• Given instruction
Count the lines in the listing below that contain the string "chevron", matching case exactly. Give only the number.

=== Material provided ===

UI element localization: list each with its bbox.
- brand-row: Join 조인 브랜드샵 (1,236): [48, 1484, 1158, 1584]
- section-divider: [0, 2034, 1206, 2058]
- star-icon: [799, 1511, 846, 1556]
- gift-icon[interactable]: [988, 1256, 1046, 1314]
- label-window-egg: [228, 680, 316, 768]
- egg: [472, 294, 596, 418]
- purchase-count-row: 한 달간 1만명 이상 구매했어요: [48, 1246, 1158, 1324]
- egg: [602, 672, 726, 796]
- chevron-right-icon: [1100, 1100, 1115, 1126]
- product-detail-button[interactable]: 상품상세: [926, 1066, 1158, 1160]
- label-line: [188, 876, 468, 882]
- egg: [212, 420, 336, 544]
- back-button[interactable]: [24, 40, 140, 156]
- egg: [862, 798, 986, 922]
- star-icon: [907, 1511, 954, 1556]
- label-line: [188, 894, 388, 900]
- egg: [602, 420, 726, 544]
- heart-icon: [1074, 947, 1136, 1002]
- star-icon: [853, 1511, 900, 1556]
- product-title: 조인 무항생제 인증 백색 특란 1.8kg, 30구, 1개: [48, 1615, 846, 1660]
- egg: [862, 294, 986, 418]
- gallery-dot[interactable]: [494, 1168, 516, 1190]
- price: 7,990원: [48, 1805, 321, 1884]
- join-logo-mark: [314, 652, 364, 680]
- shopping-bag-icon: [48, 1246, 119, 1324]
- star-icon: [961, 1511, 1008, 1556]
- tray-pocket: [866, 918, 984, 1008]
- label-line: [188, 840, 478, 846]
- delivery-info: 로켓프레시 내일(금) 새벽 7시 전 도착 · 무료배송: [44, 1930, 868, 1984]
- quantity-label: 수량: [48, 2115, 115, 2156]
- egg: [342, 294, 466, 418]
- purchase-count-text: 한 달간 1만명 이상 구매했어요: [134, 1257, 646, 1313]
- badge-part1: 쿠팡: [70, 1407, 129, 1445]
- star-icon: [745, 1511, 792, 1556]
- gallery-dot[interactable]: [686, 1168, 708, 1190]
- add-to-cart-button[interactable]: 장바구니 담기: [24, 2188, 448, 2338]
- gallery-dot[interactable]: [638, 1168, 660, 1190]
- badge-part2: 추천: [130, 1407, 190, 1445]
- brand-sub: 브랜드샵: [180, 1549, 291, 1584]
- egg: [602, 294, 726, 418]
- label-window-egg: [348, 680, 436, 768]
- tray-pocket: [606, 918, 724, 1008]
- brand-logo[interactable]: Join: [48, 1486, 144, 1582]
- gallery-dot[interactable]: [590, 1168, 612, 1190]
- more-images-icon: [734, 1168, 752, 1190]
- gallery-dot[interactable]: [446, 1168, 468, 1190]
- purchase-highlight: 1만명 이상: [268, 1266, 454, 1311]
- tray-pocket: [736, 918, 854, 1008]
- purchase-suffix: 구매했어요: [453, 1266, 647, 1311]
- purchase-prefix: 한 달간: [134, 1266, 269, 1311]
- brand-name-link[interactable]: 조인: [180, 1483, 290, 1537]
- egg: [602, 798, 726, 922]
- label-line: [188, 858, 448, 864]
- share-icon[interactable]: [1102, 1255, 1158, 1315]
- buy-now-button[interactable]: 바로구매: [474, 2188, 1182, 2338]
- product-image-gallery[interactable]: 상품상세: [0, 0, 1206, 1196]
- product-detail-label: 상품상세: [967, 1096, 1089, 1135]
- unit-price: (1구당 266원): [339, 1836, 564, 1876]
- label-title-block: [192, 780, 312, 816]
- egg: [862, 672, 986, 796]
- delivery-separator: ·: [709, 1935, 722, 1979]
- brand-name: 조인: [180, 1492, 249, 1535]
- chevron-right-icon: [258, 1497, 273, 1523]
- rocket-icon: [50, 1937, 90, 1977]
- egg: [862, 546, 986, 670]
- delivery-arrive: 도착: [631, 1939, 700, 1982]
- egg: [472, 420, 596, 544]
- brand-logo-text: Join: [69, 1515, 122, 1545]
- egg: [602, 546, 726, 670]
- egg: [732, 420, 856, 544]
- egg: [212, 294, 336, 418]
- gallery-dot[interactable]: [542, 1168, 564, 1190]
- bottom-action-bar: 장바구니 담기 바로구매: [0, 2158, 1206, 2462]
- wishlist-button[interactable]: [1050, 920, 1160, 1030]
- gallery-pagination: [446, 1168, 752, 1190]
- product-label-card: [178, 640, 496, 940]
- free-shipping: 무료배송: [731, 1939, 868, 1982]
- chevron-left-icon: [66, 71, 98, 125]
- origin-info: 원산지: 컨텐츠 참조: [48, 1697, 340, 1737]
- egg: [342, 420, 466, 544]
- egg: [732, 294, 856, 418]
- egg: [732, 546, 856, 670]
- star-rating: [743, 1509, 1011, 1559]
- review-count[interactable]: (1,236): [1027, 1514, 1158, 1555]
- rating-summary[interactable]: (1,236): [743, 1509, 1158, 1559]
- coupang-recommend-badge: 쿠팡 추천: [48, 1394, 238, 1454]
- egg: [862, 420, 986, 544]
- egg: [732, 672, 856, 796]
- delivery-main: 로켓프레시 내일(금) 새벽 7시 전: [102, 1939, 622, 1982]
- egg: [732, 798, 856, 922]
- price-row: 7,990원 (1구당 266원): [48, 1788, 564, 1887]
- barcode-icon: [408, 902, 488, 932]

===

• Written solution
3